* Instructions for the task: The records should be written out in full, with nothing altered.
* START Data section *
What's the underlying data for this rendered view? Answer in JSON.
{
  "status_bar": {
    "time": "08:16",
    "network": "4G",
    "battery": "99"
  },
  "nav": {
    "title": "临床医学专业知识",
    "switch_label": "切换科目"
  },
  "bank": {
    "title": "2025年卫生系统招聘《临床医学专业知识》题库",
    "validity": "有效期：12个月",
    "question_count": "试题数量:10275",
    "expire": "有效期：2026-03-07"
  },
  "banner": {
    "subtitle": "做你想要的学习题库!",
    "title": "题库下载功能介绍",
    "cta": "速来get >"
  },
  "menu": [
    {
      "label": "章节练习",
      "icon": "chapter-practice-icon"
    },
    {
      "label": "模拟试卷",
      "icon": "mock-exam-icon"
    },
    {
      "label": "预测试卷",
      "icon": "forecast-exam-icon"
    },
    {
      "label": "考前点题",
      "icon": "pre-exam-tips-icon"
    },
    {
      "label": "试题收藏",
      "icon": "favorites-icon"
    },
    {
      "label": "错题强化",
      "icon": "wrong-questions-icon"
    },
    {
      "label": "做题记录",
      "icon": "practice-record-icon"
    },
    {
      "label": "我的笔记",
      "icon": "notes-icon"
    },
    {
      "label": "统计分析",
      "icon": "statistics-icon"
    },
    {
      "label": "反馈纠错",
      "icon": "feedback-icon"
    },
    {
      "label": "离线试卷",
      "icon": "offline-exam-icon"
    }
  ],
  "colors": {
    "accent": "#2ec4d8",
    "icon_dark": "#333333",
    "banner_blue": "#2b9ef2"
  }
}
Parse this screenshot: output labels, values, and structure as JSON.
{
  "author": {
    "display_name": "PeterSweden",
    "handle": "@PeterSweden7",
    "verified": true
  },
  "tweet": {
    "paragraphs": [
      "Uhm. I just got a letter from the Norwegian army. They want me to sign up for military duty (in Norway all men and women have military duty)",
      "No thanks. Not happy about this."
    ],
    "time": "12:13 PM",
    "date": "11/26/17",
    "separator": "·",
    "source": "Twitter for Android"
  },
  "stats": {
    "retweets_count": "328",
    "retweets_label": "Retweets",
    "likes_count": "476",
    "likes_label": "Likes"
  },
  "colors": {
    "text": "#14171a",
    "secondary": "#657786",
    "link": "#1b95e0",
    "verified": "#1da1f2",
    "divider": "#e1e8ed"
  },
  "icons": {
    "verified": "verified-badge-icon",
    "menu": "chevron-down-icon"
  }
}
* END Data section *
* Solution to the exercise:
What's the underlying data for this rendered view? Answer in JSON.
{
  "status_bar": {
    "time": "08:16",
    "network": "4G",
    "battery": "99"
  },
  "nav": {
    "title": "临床医学专业知识",
    "switch_label": "切换科目"
  },
  "bank": {
    "title": "2025年卫生系统招聘《临床医学专业知识》题库",
    "validity": "有效期：12个月",
    "question_count": "试题数量:10275",
    "expire": "有效期：2026-03-07"
  },
  "banner": {
    "subtitle": "做你想要的学习题库!",
    "title": "题库下载功能介绍",
    "cta": "速来get >"
  },
  "menu": [
    {
      "label": "章节练习",
      "icon": "chapter-practice-icon"
    },
    {
      "label": "模拟试卷",
      "icon": "mock-exam-icon"
    },
    {
      "label": "预测试卷",
      "icon": "forecast-exam-icon"
    },
    {
      "label": "考前点题",
      "icon": "pre-exam-tips-icon"
    },
    {
      "label": "试题收藏",
      "icon": "favorites-icon"
    },
    {
      "label": "错题强化",
      "icon": "wrong-questions-icon"
    },
    {
      "label": "做题记录",
      "icon": "practice-record-icon"
    },
    {
      "label": "我的笔记",
      "icon": "notes-icon"
    },
    {
      "label": "统计分析",
      "icon": "statistics-icon"
    },
    {
      "label": "反馈纠错",
      "icon": "feedback-icon"
    },
    {
      "label": "离线试卷",
      "icon": "offline-exam-icon"
    }
  ],
  "colors": {
    "accent": "#2ec4d8",
    "icon_dark": "#333333",
    "banner_blue": "#2b9ef2"
  }
}
Parse this screenshot: output labels, values, and structure as JSON.
{
  "author": {
    "display_name": "PeterSweden",
    "handle": "@PeterSweden7",
    "verified": true
  },
  "tweet": {
    "paragraphs": [
      "Uhm. I just got a letter from the Norwegian army. They want me to sign up for military duty (in Norway all men and women have military duty)",
      "No thanks. Not happy about this."
    ],
    "time": "12:13 PM",
    "date": "11/26/17",
    "separator": "·",
    "source": "Twitter for Android"
  },
  "stats": {
    "retweets_count": "328",
    "retweets_label": "Retweets",
    "likes_count": "476",
    "likes_label": "Likes"
  },
  "colors": {
    "text": "#14171a",
    "secondary": "#657786",
    "link": "#1b95e0",
    "verified": "#1da1f2",
    "divider": "#e1e8ed"
  },
  "icons": {
    "verified": "verified-badge-icon",
    "menu": "chevron-down-icon"
  }
}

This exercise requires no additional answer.